§ **AIM OF THE TASK**: Which lines of the material contain the string "Cost"? Gather each of them and copy it out in full.

[Visual layout records]

>> Start

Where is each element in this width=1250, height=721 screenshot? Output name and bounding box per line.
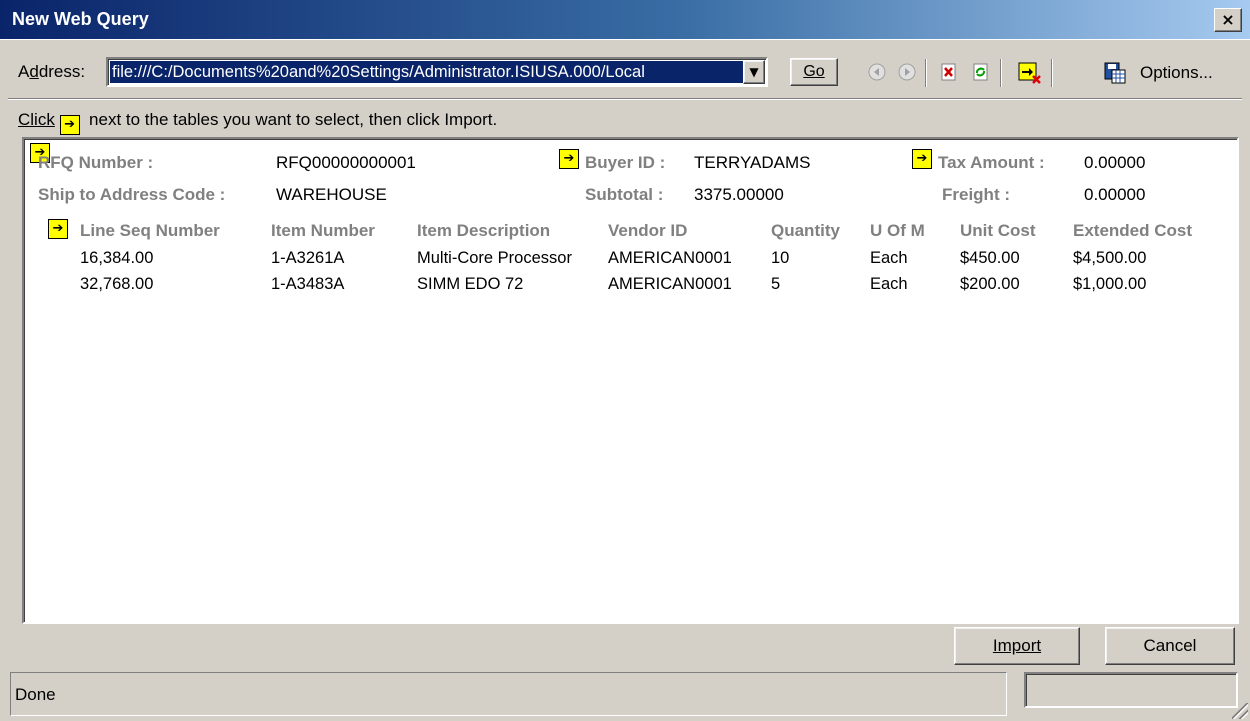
toolbar-separator: [1000, 59, 1002, 87]
close-button[interactable]: ×: [1214, 8, 1242, 32]
address-dropdown-button[interactable]: ▼: [743, 60, 765, 84]
status-bar: Done: [10, 672, 1007, 716]
buyer-id-label: Buyer ID :: [585, 153, 666, 172]
table-cell: 1-A3261A: [271, 249, 345, 267]
table-cell: 32,768.00: [80, 275, 154, 293]
status-text: Done: [15, 685, 56, 704]
address-input[interactable]: file:///C:/Documents%20and%20Settings/Ad…: [110, 61, 744, 83]
chevron-down-icon: ▼: [749, 65, 759, 79]
column-header: Extended Cost: [1073, 221, 1193, 240]
close-icon: ×: [1221, 10, 1235, 29]
tax-amount-value: 0.00000: [1084, 153, 1146, 172]
column-header: U Of M: [870, 221, 925, 240]
table-cell: 16,384.00: [80, 249, 154, 267]
table-cell: AMERICAN0001: [608, 275, 732, 293]
buyer-id-value: TERRYADAMS: [694, 153, 811, 172]
toolbar-separator: [1051, 59, 1053, 87]
column-header: Quantity: [771, 221, 840, 240]
subtotal-label: Subtotal :: [585, 185, 664, 204]
table-cell: Multi-Core Processor: [417, 249, 572, 267]
refresh-icon[interactable]: [970, 62, 992, 84]
select-table-arrow-icon[interactable]: ➔: [559, 149, 579, 169]
address-label: Address:: [18, 62, 86, 81]
cancel-button[interactable]: Cancel: [1105, 627, 1235, 665]
hide-icons-icon[interactable]: [1018, 62, 1041, 84]
subtotal-value: 3375.00000: [694, 185, 784, 204]
table-cell: 1-A3483A: [271, 275, 345, 293]
column-header: Item Description: [417, 221, 551, 240]
select-table-arrow-icon[interactable]: ➔: [48, 219, 68, 239]
freight-label: Freight :: [942, 185, 1010, 204]
address-combobox[interactable]: file:///C:/Documents%20and%20Settings/Ad…: [106, 57, 768, 87]
toolbar-separator: [925, 59, 927, 87]
table-cell: $4,500.00: [1073, 249, 1147, 267]
divider: [8, 98, 1242, 100]
save-query-icon[interactable]: [1104, 62, 1126, 84]
table-cell: AMERICAN0001: [608, 249, 732, 267]
status-progress-pane: [1024, 672, 1238, 708]
forward-icon[interactable]: [896, 62, 918, 84]
rfq-number-value: RFQ00000000001: [276, 153, 416, 172]
ship-to-value: WAREHOUSE: [276, 185, 387, 204]
column-header: Vendor ID: [608, 221, 688, 240]
table-cell: 10: [771, 249, 790, 267]
window-title: New Web Query: [12, 9, 149, 29]
table-cell: $200.00: [960, 275, 1020, 293]
column-header: Item Number: [271, 221, 375, 240]
go-button[interactable]: Go: [790, 58, 838, 86]
freight-value: 0.00000: [1084, 185, 1146, 204]
table-cell: 5: [771, 275, 781, 293]
import-button[interactable]: Import: [954, 627, 1080, 665]
table-cell: SIMM EDO 72: [417, 275, 524, 293]
ship-to-label: Ship to Address Code :: [38, 185, 226, 204]
table-cell: Each: [870, 249, 908, 267]
column-header: Unit Cost: [960, 221, 1036, 240]
selection-arrow-icon: ➔: [59, 115, 80, 135]
instruction-text: Click ➔ next to the tables you want to s…: [18, 110, 497, 135]
table-cell: $450.00: [960, 249, 1020, 267]
tax-amount-label: Tax Amount :: [938, 153, 1045, 172]
table-cell: $1,000.00: [1073, 275, 1147, 293]
rfq-number-label: RFQ Number :: [38, 153, 154, 172]
table-cell: Each: [870, 275, 908, 293]
title-bar: New Web Query ×: [0, 0, 1250, 40]
back-icon[interactable]: [866, 62, 888, 84]
options-button[interactable]: Options...: [1140, 63, 1213, 83]
stop-icon[interactable]: [938, 62, 960, 84]
column-header: Line Seq Number: [80, 221, 220, 240]
web-page-preview: ➔ RFQ Number : RFQ00000000001 ➔ Buyer ID…: [22, 137, 1239, 624]
select-table-arrow-icon[interactable]: ➔: [912, 149, 932, 169]
resize-grip[interactable]: [1232, 703, 1248, 719]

>> End

§ **REPLY TO THE TASK**:
column-header: Extended Cost: [1073, 221, 1193, 240]
column-header: Unit Cost: [960, 221, 1036, 240]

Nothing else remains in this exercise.